--- BEGIN EXTRACTED MATERIAL ---
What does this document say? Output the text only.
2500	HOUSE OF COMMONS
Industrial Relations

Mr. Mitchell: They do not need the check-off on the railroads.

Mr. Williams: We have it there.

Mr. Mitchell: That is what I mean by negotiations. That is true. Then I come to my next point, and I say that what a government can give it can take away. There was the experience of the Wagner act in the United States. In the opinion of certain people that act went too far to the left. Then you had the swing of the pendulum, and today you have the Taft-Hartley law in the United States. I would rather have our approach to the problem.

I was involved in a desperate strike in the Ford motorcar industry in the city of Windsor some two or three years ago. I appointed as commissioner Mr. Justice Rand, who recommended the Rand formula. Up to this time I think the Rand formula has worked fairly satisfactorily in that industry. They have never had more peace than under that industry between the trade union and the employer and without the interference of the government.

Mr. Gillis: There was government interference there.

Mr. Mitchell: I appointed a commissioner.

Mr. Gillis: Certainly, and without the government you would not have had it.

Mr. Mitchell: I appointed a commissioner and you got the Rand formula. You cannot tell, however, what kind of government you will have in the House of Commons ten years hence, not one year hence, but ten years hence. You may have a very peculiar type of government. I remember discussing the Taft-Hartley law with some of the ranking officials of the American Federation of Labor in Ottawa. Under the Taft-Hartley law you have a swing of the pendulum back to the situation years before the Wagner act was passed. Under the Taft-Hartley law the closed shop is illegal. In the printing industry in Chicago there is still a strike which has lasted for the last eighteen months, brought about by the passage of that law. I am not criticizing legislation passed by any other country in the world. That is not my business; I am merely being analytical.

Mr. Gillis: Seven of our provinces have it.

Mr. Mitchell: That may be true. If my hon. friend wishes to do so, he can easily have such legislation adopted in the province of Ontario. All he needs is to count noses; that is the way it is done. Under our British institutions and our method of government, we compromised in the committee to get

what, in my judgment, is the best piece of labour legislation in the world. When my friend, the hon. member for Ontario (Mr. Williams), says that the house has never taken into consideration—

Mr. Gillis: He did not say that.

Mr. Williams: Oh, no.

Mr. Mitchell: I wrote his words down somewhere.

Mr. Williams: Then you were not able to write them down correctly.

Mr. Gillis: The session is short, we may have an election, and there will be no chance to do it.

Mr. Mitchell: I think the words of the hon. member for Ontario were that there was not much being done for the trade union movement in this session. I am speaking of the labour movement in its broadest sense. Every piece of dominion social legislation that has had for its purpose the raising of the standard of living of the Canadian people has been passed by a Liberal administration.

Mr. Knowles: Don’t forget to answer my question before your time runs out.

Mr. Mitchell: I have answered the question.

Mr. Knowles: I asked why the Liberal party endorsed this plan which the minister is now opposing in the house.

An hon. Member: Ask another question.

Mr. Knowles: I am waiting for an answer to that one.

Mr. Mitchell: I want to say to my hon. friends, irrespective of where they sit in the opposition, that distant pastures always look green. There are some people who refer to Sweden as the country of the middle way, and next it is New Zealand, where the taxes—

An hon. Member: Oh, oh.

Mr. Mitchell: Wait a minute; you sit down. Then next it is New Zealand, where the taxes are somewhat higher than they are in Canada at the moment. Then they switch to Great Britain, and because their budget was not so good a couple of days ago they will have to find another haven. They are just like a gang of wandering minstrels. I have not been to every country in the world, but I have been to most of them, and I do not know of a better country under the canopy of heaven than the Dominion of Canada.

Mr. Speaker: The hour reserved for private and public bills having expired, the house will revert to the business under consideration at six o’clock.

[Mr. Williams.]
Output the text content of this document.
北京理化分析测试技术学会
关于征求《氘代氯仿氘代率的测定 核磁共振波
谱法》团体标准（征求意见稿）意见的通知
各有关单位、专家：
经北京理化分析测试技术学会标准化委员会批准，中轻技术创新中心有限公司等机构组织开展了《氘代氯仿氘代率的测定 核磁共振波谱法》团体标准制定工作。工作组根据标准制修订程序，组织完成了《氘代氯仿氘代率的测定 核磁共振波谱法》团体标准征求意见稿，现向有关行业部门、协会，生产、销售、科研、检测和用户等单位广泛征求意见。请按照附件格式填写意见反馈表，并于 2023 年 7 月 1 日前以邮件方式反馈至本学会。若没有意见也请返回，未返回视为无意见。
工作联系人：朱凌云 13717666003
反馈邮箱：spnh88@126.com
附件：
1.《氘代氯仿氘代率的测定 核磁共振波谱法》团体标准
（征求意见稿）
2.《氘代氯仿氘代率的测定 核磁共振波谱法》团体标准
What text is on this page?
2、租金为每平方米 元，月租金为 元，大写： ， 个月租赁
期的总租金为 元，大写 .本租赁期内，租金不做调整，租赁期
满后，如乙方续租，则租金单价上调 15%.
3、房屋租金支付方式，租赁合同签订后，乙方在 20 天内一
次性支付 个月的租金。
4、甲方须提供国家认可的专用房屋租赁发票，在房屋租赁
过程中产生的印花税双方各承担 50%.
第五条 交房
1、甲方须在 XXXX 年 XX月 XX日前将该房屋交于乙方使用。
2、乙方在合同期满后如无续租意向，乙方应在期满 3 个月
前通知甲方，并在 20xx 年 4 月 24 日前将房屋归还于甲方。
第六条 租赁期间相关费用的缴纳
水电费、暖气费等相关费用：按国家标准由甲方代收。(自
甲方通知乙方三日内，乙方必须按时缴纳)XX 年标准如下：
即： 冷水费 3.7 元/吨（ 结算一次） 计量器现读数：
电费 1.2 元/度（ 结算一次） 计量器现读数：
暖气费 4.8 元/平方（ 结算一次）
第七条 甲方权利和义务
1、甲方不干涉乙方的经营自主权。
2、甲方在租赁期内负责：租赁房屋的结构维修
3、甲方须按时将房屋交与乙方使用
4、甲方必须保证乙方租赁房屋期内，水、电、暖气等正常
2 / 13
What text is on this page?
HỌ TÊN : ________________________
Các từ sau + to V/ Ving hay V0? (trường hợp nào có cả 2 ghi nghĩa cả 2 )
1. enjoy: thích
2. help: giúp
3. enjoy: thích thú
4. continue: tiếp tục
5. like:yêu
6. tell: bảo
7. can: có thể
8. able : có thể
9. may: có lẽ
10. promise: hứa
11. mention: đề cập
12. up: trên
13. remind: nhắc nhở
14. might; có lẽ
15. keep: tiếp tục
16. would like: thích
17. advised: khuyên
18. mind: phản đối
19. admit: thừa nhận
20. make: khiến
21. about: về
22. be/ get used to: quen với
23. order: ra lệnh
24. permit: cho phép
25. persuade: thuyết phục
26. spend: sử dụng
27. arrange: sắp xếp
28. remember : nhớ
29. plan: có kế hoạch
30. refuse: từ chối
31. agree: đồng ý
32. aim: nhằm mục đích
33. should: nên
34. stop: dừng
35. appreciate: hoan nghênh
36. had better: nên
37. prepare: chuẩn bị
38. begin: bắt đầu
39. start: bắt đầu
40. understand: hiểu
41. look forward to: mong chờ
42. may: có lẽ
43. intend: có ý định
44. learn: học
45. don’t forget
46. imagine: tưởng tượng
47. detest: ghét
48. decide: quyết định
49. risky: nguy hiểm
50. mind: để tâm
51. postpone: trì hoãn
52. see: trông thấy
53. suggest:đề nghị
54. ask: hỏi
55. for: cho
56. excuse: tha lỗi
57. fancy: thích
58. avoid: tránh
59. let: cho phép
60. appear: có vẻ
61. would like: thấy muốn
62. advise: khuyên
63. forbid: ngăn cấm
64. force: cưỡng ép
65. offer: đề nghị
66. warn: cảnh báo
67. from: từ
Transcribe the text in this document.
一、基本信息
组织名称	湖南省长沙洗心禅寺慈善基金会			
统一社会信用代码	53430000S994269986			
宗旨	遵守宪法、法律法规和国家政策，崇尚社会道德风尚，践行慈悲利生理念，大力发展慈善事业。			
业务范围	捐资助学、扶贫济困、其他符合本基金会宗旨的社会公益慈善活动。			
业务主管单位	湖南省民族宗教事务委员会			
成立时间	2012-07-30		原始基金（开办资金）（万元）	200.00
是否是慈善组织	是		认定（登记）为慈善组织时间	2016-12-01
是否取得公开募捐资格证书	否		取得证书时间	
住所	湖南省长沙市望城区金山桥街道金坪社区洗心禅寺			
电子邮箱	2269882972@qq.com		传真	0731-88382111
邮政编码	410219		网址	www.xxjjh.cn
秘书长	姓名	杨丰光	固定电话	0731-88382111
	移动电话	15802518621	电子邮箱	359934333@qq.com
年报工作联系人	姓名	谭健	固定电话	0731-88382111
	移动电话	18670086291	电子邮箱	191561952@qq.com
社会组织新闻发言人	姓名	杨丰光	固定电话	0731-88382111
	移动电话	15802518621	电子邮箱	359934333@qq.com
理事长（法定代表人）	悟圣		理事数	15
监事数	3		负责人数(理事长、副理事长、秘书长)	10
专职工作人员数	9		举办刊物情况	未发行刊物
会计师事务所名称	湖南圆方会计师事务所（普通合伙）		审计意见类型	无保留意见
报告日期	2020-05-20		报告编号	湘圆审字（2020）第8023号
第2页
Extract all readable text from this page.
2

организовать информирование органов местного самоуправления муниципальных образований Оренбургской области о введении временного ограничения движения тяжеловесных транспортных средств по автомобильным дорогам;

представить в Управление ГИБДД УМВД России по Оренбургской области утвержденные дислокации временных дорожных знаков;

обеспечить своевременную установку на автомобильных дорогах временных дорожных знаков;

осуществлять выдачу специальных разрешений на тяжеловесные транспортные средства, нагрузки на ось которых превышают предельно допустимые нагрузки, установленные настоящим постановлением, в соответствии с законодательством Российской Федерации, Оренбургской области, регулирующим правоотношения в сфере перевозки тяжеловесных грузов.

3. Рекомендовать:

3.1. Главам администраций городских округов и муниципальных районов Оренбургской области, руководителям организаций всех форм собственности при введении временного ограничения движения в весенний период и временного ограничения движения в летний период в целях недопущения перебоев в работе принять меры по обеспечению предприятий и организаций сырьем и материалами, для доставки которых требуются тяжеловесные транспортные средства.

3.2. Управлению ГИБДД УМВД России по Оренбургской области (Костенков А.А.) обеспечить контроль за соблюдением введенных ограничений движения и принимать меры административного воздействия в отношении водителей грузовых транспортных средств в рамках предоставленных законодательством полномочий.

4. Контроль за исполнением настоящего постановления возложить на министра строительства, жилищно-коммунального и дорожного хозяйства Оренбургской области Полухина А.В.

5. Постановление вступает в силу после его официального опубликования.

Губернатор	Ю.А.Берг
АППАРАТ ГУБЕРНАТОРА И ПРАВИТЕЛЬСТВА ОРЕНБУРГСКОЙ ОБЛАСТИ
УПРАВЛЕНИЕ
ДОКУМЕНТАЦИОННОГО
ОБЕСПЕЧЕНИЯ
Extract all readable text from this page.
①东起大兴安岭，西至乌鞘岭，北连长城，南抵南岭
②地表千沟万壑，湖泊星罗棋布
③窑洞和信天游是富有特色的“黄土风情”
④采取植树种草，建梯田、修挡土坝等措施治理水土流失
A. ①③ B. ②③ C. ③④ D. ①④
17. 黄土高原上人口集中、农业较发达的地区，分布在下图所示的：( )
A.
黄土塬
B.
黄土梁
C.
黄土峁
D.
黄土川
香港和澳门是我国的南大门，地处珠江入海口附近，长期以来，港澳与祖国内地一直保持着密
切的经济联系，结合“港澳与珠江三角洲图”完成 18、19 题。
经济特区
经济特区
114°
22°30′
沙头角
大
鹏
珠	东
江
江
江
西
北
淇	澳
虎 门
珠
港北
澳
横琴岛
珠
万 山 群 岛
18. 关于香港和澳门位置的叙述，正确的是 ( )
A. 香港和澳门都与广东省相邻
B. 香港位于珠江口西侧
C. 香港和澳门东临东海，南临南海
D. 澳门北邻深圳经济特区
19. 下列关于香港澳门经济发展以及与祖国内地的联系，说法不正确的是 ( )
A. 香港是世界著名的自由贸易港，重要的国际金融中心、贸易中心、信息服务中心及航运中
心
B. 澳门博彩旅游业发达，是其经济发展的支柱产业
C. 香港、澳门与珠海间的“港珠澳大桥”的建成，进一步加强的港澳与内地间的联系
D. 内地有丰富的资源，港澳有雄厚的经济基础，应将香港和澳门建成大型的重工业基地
--- END EXTRACTED MATERIAL ---
Work out how many lines in the records above hold the string "ограничения", then give only that count.

2